ENTRIES PROVIDED:
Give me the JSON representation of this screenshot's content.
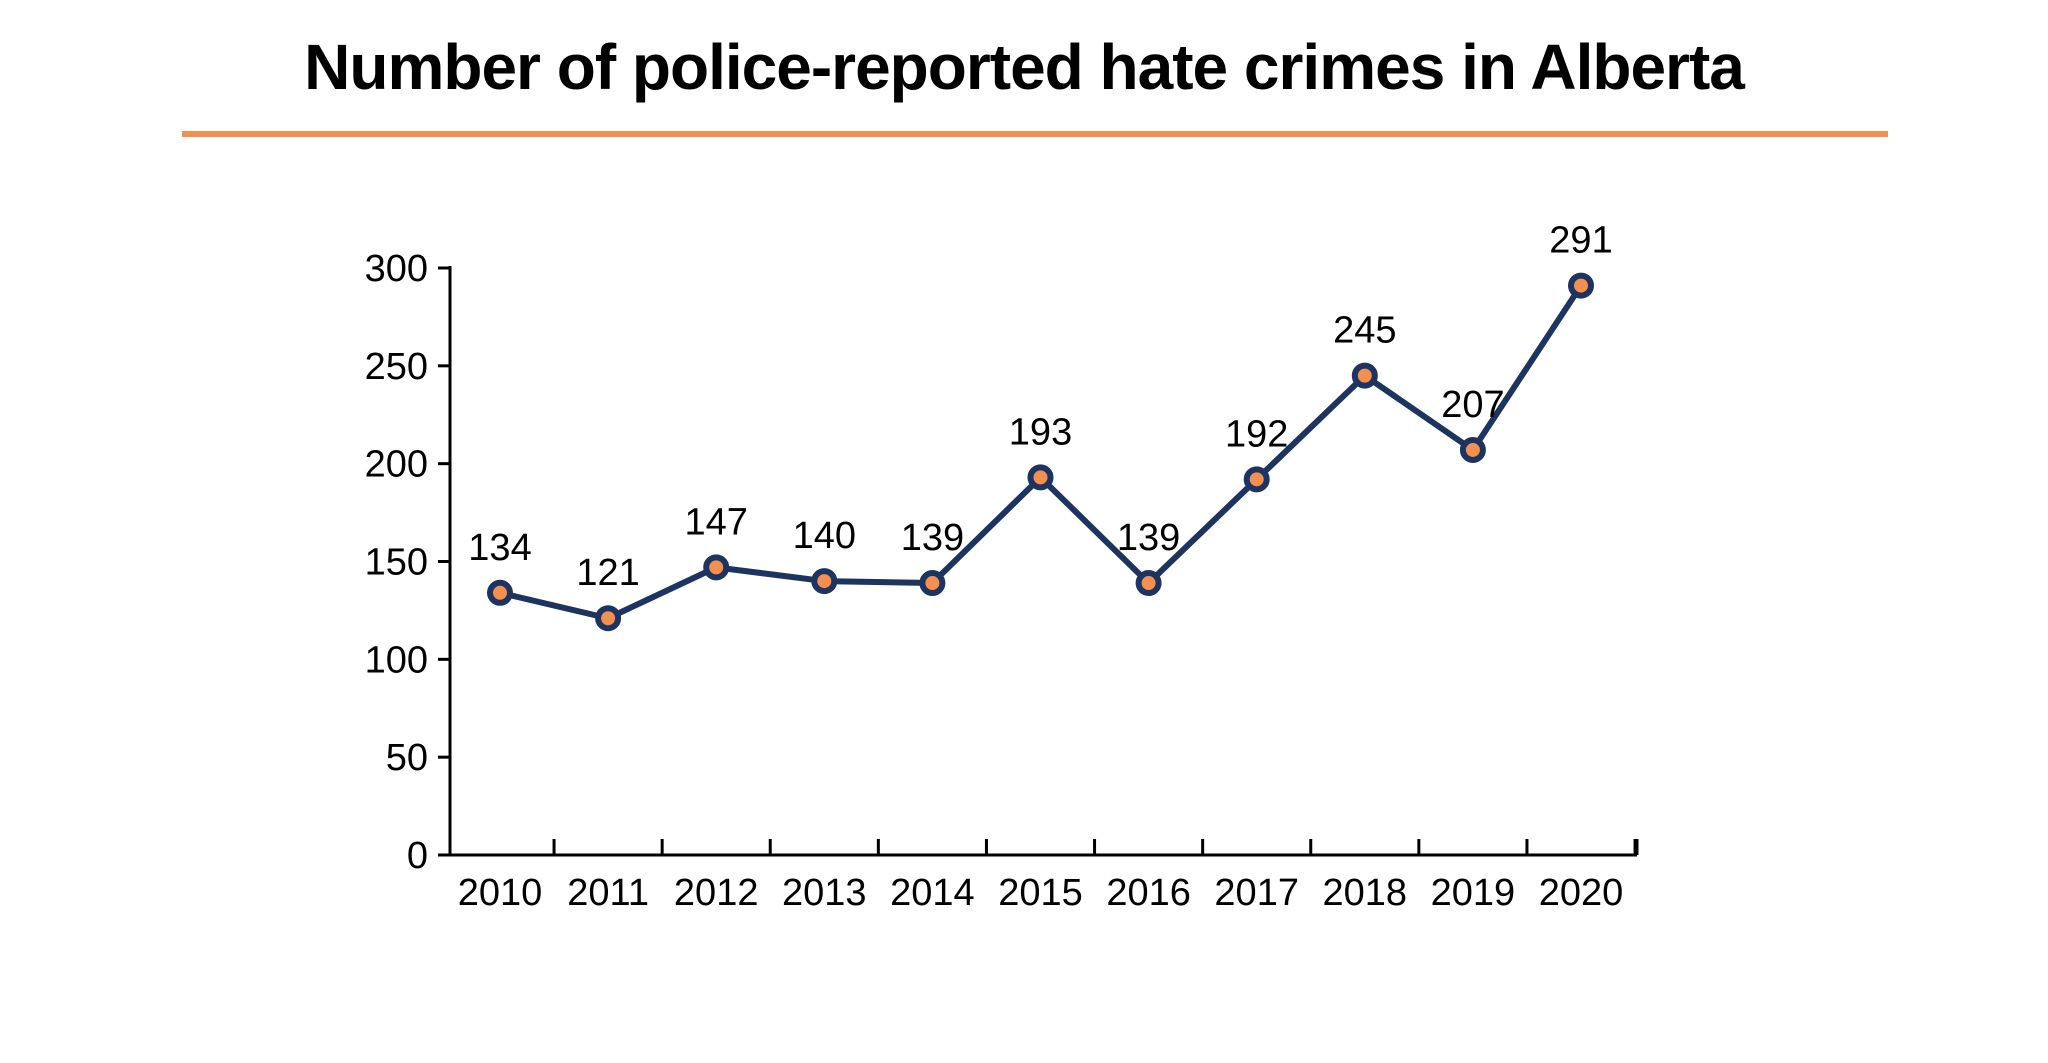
{
  "colors": {
    "accent": "#F3904F",
    "line": "#1D3461",
    "text": "#000000",
    "background": "#FFFFFF"
  },
  "chart_data": {
    "type": "line",
    "title": "Number of police-reported hate crimes in Alberta",
    "xlabel": "",
    "ylabel": "",
    "categories": [
      "2010",
      "2011",
      "2012",
      "2013",
      "2014",
      "2015",
      "2016",
      "2017",
      "2018",
      "2019",
      "2020"
    ],
    "series": [
      {
        "values": [
          134,
          121,
          147,
          140,
          139,
          193,
          139,
          192,
          245,
          207,
          291
        ]
      }
    ],
    "data_labels": [
      "134",
      "121",
      "147",
      "140",
      "139",
      "193",
      "139",
      "192",
      "245",
      "207",
      "291"
    ],
    "ylim": [
      0,
      300
    ],
    "yticks": [
      0,
      50,
      100,
      150,
      200,
      250,
      300
    ],
    "ytick_labels": [
      "0",
      "50",
      "100",
      "150",
      "200",
      "250",
      "300"
    ],
    "grid": false,
    "legend": "none",
    "marker_fill": "#F3904F",
    "marker_stroke": "#1D3461",
    "line_color": "#1D3461"
  }
}
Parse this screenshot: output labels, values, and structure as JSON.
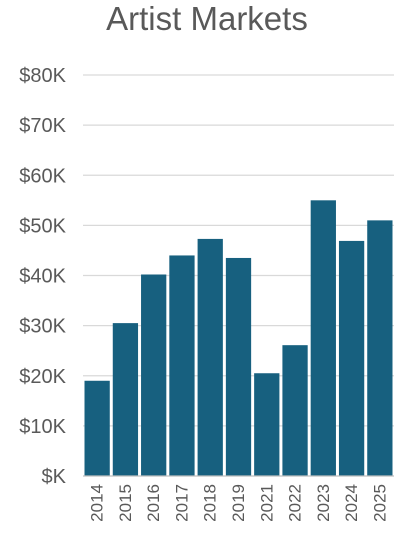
{
  "chart_data": {
    "type": "bar",
    "title": "Artist Markets",
    "xlabel": "",
    "ylabel": "",
    "categories": [
      "2014",
      "2015",
      "2016",
      "2017",
      "2018",
      "2019",
      "2021",
      "2022",
      "2023",
      "2024",
      "2025"
    ],
    "values": [
      19000,
      30500,
      40200,
      44000,
      47300,
      43500,
      20500,
      26100,
      55000,
      46900,
      51000
    ],
    "ylim": [
      0,
      80000
    ],
    "yticks": [
      0,
      10000,
      20000,
      30000,
      40000,
      50000,
      60000,
      70000,
      80000
    ],
    "ytick_labels": [
      "$K",
      "$10K",
      "$20K",
      "$30K",
      "$40K",
      "$50K",
      "$60K",
      "$70K",
      "$80K"
    ],
    "grid": true,
    "legend": "none",
    "bar_color": "#17607f"
  }
}
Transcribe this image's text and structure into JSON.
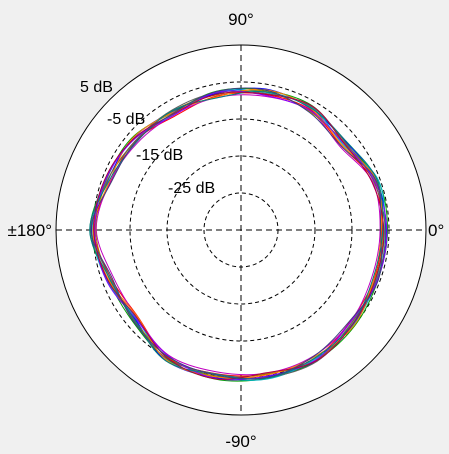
{
  "chart_data": {
    "type": "line",
    "subtype": "polar",
    "title": "",
    "radial_unit": "dB",
    "radial_range": [
      -35,
      15
    ],
    "ring_values": [
      5,
      -5,
      -15,
      -25
    ],
    "ring_labels": [
      "5 dB",
      "-5 dB",
      "-15 dB",
      "-25 dB"
    ],
    "angle_labels": {
      "deg_90": "90°",
      "deg_0": "0°",
      "deg_neg90": "-90°",
      "deg_180": "±180°"
    },
    "grid": true,
    "angles_deg": [
      0,
      20,
      40,
      60,
      80,
      100,
      120,
      140,
      160,
      180,
      200,
      220,
      240,
      260,
      280,
      300,
      320,
      340
    ],
    "base_db": [
      3.6,
      3.6,
      1.2,
      2.6,
      2.8,
      2.2,
      1.5,
      2.6,
      3.3,
      5.0,
      3.0,
      2.2,
      4.9,
      5.0,
      5.0,
      5.2,
      4.2,
      3.6
    ],
    "series": [
      {
        "offsets_db": [
          0.6,
          0.4,
          0.8,
          0.2,
          0.9,
          0.3,
          0.5,
          0.7,
          0.1,
          0.4,
          0.6,
          0.2,
          0.8,
          0.5,
          0.3,
          0.7,
          0.4,
          0.6
        ]
      },
      {
        "offsets_db": [
          -0.5,
          -0.3,
          -0.8,
          -0.1,
          -0.6,
          -0.4,
          -0.9,
          -0.2,
          -0.7,
          -0.3,
          -0.5,
          -0.8,
          -0.1,
          -0.6,
          -0.4,
          -0.2,
          -0.7,
          -0.3
        ]
      },
      {
        "offsets_db": [
          1.0,
          0.8,
          0.3,
          1.1,
          0.5,
          0.9,
          0.2,
          1.0,
          0.6,
          0.8,
          0.4,
          1.1,
          0.3,
          0.9,
          0.7,
          0.5,
          1.0,
          0.8
        ]
      },
      {
        "offsets_db": [
          -1.0,
          -0.7,
          -1.2,
          -0.4,
          -1.1,
          -0.8,
          -0.5,
          -1.0,
          -0.6,
          -0.9,
          -1.2,
          -0.5,
          -0.8,
          -1.1,
          -0.7,
          -0.9,
          -0.6,
          -1.0
        ]
      },
      {
        "offsets_db": [
          0.2,
          0.9,
          -0.2,
          0.6,
          0.0,
          0.7,
          -0.3,
          0.4,
          0.9,
          0.1,
          0.8,
          -0.2,
          0.5,
          0.2,
          0.9,
          0.0,
          0.6,
          0.3
        ]
      },
      {
        "offsets_db": [
          -0.2,
          0.1,
          0.4,
          -0.6,
          0.3,
          -0.1,
          0.6,
          -0.4,
          0.2,
          -0.7,
          0.0,
          0.5,
          -0.3,
          0.1,
          -0.5,
          0.4,
          -0.2,
          0.0
        ]
      },
      {
        "offsets_db": [
          0.4,
          -0.4,
          0.6,
          0.8,
          -0.3,
          0.5,
          0.9,
          -0.2,
          0.3,
          0.6,
          -0.4,
          0.7,
          0.2,
          -0.5,
          0.4,
          0.8,
          -0.1,
          0.5
        ]
      },
      {
        "offsets_db": [
          -0.7,
          0.5,
          -0.5,
          0.3,
          0.7,
          -0.6,
          0.2,
          0.8,
          -0.4,
          0.0,
          0.3,
          -0.7,
          0.6,
          0.3,
          -0.2,
          -0.6,
          0.8,
          -0.4
        ]
      },
      {
        "offsets_db": [
          0.8,
          -0.1,
          0.1,
          -0.3,
          -0.8,
          0.6,
          -0.6,
          0.3,
          0.7,
          -0.5,
          0.9,
          0.0,
          -0.6,
          0.7,
          0.1,
          0.3,
          -0.5,
          0.7
        ]
      },
      {
        "offsets_db": [
          -0.3,
          0.6,
          1.0,
          0.4,
          0.1,
          -0.9,
          0.7,
          -0.7,
          -0.2,
          0.9,
          -0.1,
          0.4,
          0.9,
          -0.4,
          0.6,
          -0.3,
          0.2,
          -0.6
        ]
      },
      {
        "offsets_db": [
          0.0,
          -0.9,
          0.2,
          1.0,
          -0.5,
          0.1,
          -0.2,
          0.5,
          1.0,
          -0.2,
          0.5,
          -0.4,
          0.0,
          0.8,
          -0.8,
          0.6,
          0.3,
          0.1
        ]
      },
      {
        "offsets_db": [
          -0.9,
          0.3,
          -0.9,
          -0.8,
          0.6,
          0.8,
          0.0,
          -0.5,
          -0.9,
          0.5,
          -0.8,
          0.9,
          -0.4,
          -0.2,
          0.5,
          -0.8,
          -0.9,
          0.9
        ]
      }
    ],
    "colors": [
      "#0000ff",
      "#ff0000",
      "#00a000",
      "#c000c0",
      "#00b0c0",
      "#a08000",
      "#606060",
      "#ff8000",
      "#8000ff",
      "#008080",
      "#b00040",
      "#404080"
    ]
  }
}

EXERCISE OBJECTIVE:
Copy all the lines of data exactly as they appear, dropping any images.

OUTPUT BELOW:
Give me the JSON representation of this screenshot's content.
{
  "colors": {
    "accent": "#F3904F",
    "line": "#1D3461",
    "text": "#000000",
    "background": "#FFFFFF"
  },
  "chart_data": {
    "type": "line",
    "title": "Number of police-reported hate crimes in Alberta",
    "xlabel": "",
    "ylabel": "",
    "categories": [
      "2010",
      "2011",
      "2012",
      "2013",
      "2014",
      "2015",
      "2016",
      "2017",
      "2018",
      "2019",
      "2020"
    ],
    "series": [
      {
        "values": [
          134,
          121,
          147,
          140,
          139,
          193,
          139,
          192,
          245,
          207,
          291
        ]
      }
    ],
    "data_labels": [
      "134",
      "121",
      "147",
      "140",
      "139",
      "193",
      "139",
      "192",
      "245",
      "207",
      "291"
    ],
    "ylim": [
      0,
      300
    ],
    "yticks": [
      0,
      50,
      100,
      150,
      200,
      250,
      300
    ],
    "ytick_labels": [
      "0",
      "50",
      "100",
      "150",
      "200",
      "250",
      "300"
    ],
    "grid": false,
    "legend": "none",
    "marker_fill": "#F3904F",
    "marker_stroke": "#1D3461",
    "line_color": "#1D3461"
  }
}
Parse this screenshot: output labels, values, and structure as JSON.
{
  "chart_data": {
    "type": "bar",
    "title": "Artist Markets",
    "xlabel": "",
    "ylabel": "",
    "categories": [
      "2014",
      "2015",
      "2016",
      "2017",
      "2018",
      "2019",
      "2021",
      "2022",
      "2023",
      "2024",
      "2025"
    ],
    "values": [
      19000,
      30500,
      40200,
      44000,
      47300,
      43500,
      20500,
      26100,
      55000,
      46900,
      51000
    ],
    "ylim": [
      0,
      80000
    ],
    "yticks": [
      0,
      10000,
      20000,
      30000,
      40000,
      50000,
      60000,
      70000,
      80000
    ],
    "ytick_labels": [
      "$K",
      "$10K",
      "$20K",
      "$30K",
      "$40K",
      "$50K",
      "$60K",
      "$70K",
      "$80K"
    ],
    "grid": true,
    "legend": "none",
    "bar_color": "#17607f"
  }
}
Transcribe this image's text and structure into JSON.
{
  "chart_data": {
    "type": "line",
    "subtype": "polar",
    "title": "",
    "radial_unit": "dB",
    "radial_range": [
      -35,
      15
    ],
    "ring_values": [
      5,
      -5,
      -15,
      -25
    ],
    "ring_labels": [
      "5 dB",
      "-5 dB",
      "-15 dB",
      "-25 dB"
    ],
    "angle_labels": {
      "deg_90": "90°",
      "deg_0": "0°",
      "deg_neg90": "-90°",
      "deg_180": "±180°"
    },
    "grid": true,
    "angles_deg": [
      0,
      20,
      40,
      60,
      80,
      100,
      120,
      140,
      160,
      180,
      200,
      220,
      240,
      260,
      280,
      300,
      320,
      340
    ],
    "base_db": [
      3.6,
      3.6,
      1.2,
      2.6,
      2.8,
      2.2,
      1.5,
      2.6,
      3.3,
      5.0,
      3.0,
      2.2,
      4.9,
      5.0,
      5.0,
      5.2,
      4.2,
      3.6
    ],
    "series": [
      {
        "offsets_db": [
          0.6,
          0.4,
          0.8,
          0.2,
          0.9,
          0.3,
          0.5,
          0.7,
          0.1,
          0.4,
          0.6,
          0.2,
          0.8,
          0.5,
          0.3,
          0.7,
          0.4,
          0.6
        ]
      },
      {
        "offsets_db": [
          -0.5,
          -0.3,
          -0.8,
          -0.1,
          -0.6,
          -0.4,
          -0.9,
          -0.2,
          -0.7,
          -0.3,
          -0.5,
          -0.8,
          -0.1,
          -0.6,
          -0.4,
          -0.2,
          -0.7,
          -0.3
        ]
      },
      {
        "offsets_db": [
          1.0,
          0.8,
          0.3,
          1.1,
          0.5,
          0.9,
          0.2,
          1.0,
          0.6,
          0.8,
          0.4,
          1.1,
          0.3,
          0.9,
          0.7,
          0.5,
          1.0,
          0.8
        ]
      },
      {
        "offsets_db": [
          -1.0,
          -0.7,
          -1.2,
          -0.4,
          -1.1,
          -0.8,
          -0.5,
          -1.0,
          -0.6,
          -0.9,
          -1.2,
          -0.5,
          -0.8,
          -1.1,
          -0.7,
          -0.9,
          -0.6,
          -1.0
        ]
      },
      {
        "offsets_db": [
          0.2,
          0.9,
          -0.2,
          0.6,
          0.0,
          0.7,
          -0.3,
          0.4,
          0.9,
          0.1,
          0.8,
          -0.2,
          0.5,
          0.2,
          0.9,
          0.0,
          0.6,
          0.3
        ]
      },
      {
        "offsets_db": [
          -0.2,
          0.1,
          0.4,
          -0.6,
          0.3,
          -0.1,
          0.6,
          -0.4,
          0.2,
          -0.7,
          0.0,
          0.5,
          -0.3,
          0.1,
          -0.5,
          0.4,
          -0.2,
          0.0
        ]
      },
      {
        "offsets_db": [
          0.4,
          -0.4,
          0.6,
          0.8,
          -0.3,
          0.5,
          0.9,
          -0.2,
          0.3,
          0.6,
          -0.4,
          0.7,
          0.2,
          -0.5,
          0.4,
          0.8,
          -0.1,
          0.5
        ]
      },
      {
        "offsets_db": [
          -0.7,
          0.5,
          -0.5,
          0.3,
          0.7,
          -0.6,
          0.2,
          0.8,
          -0.4,
          0.0,
          0.3,
          -0.7,
          0.6,
          0.3,
          -0.2,
          -0.6,
          0.8,
          -0.4
        ]
      },
      {
        "offsets_db": [
          0.8,
          -0.1,
          0.1,
          -0.3,
          -0.8,
          0.6,
          -0.6,
          0.3,
          0.7,
          -0.5,
          0.9,
          0.0,
          -0.6,
          0.7,
          0.1,
          0.3,
          -0.5,
          0.7
        ]
      },
      {
        "offsets_db": [
          -0.3,
          0.6,
          1.0,
          0.4,
          0.1,
          -0.9,
          0.7,
          -0.7,
          -0.2,
          0.9,
          -0.1,
          0.4,
          0.9,
          -0.4,
          0.6,
          -0.3,
          0.2,
          -0.6
        ]
      },
      {
        "offsets_db": [
          0.0,
          -0.9,
          0.2,
          1.0,
          -0.5,
          0.1,
          -0.2,
          0.5,
          1.0,
          -0.2,
          0.5,
          -0.4,
          0.0,
          0.8,
          -0.8,
          0.6,
          0.3,
          0.1
        ]
      },
      {
        "offsets_db": [
          -0.9,
          0.3,
          -0.9,
          -0.8,
          0.6,
          0.8,
          0.0,
          -0.5,
          -0.9,
          0.5,
          -0.8,
          0.9,
          -0.4,
          -0.2,
          0.5,
          -0.8,
          -0.9,
          0.9
        ]
      }
    ],
    "colors": [
      "#0000ff",
      "#ff0000",
      "#00a000",
      "#c000c0",
      "#00b0c0",
      "#a08000",
      "#606060",
      "#ff8000",
      "#8000ff",
      "#008080",
      "#b00040",
      "#404080"
    ]
  }
}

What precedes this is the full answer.